▶ [EXERCISE INPUT]
'''
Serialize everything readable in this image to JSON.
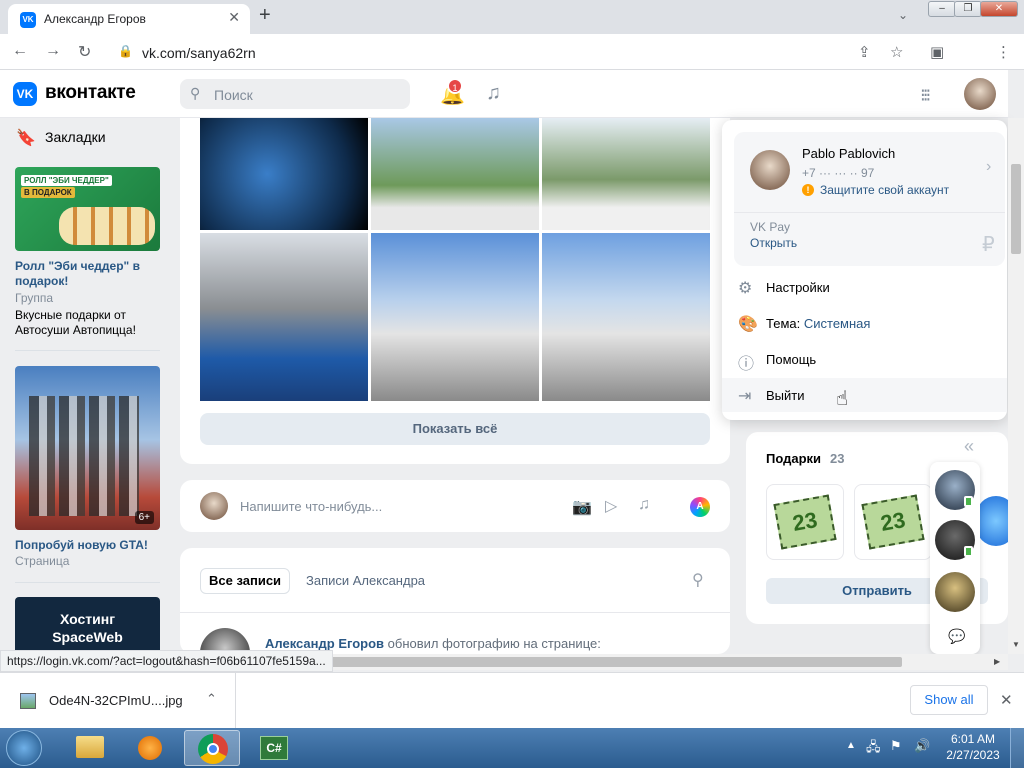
{
  "browser": {
    "tab_title": "Александр Егоров",
    "tab_favicon": "VK",
    "url": "vk.com/sanya62rn",
    "status_url": "https://login.vk.com/?act=logout&hash=f06b61107fe5159a..."
  },
  "header": {
    "brand": "вконтакте",
    "logo": "VK",
    "search_placeholder": "Поиск",
    "notif_count": "1"
  },
  "left": {
    "bookmarks": "Закладки",
    "ads": [
      {
        "image_text_1": "РОЛЛ \"ЭБИ ЧЕДДЕР\"",
        "image_text_2": "В ПОДАРОК",
        "title": "Ролл \"Эби чеддер\" в подарок!",
        "type": "Группа",
        "desc": "Вкусные подарки от Автосуши Автопицца!"
      },
      {
        "badge": "6+",
        "title": "Попробуй новую GTA!",
        "type": "Страница"
      },
      {
        "image_text_1": "Хостинг",
        "image_text_2": "SpaceWeb"
      }
    ]
  },
  "center": {
    "show_all": "Показать всё",
    "compose_placeholder": "Напишите что-нибудь...",
    "compose_letter": "A",
    "tabs": {
      "all": "Все записи",
      "his": "Записи Александра"
    },
    "post": {
      "author": "Александр Егоров",
      "action": "обновил фотографию на странице:"
    }
  },
  "dropdown": {
    "name": "Pablo Pablovich",
    "phone": "+7 ··· ··· ·· 97",
    "protect": "Защитите свой аккаунт",
    "vkpay": "VK Pay",
    "open": "Открыть",
    "currency": "₽",
    "settings": "Настройки",
    "theme_label": "Тема:",
    "theme_value": "Системная",
    "help": "Помощь",
    "logout": "Выйти"
  },
  "gifts": {
    "title": "Подарки",
    "count": "23",
    "gift_label": "23",
    "send": "Отправить"
  },
  "download": {
    "file": "Ode4N-32CPImU....jpg",
    "show_all": "Show all"
  },
  "taskbar": {
    "time": "6:01 AM",
    "date": "2/27/2023",
    "csharp": "C#"
  },
  "colors": {
    "vk_blue": "#0077ff",
    "link": "#2a5885",
    "bg": "#edeef0",
    "danger": "#e64646"
  }
}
'''
▶ [TASK TO CARRY OUT] All lines of the data above that include the word "logout" must be shown.

▶ [RESULT]
    "status_url": "https://login.vk.com/?act=logout&hash=f06b61107fe5159a..."
    "logout": "Выйти"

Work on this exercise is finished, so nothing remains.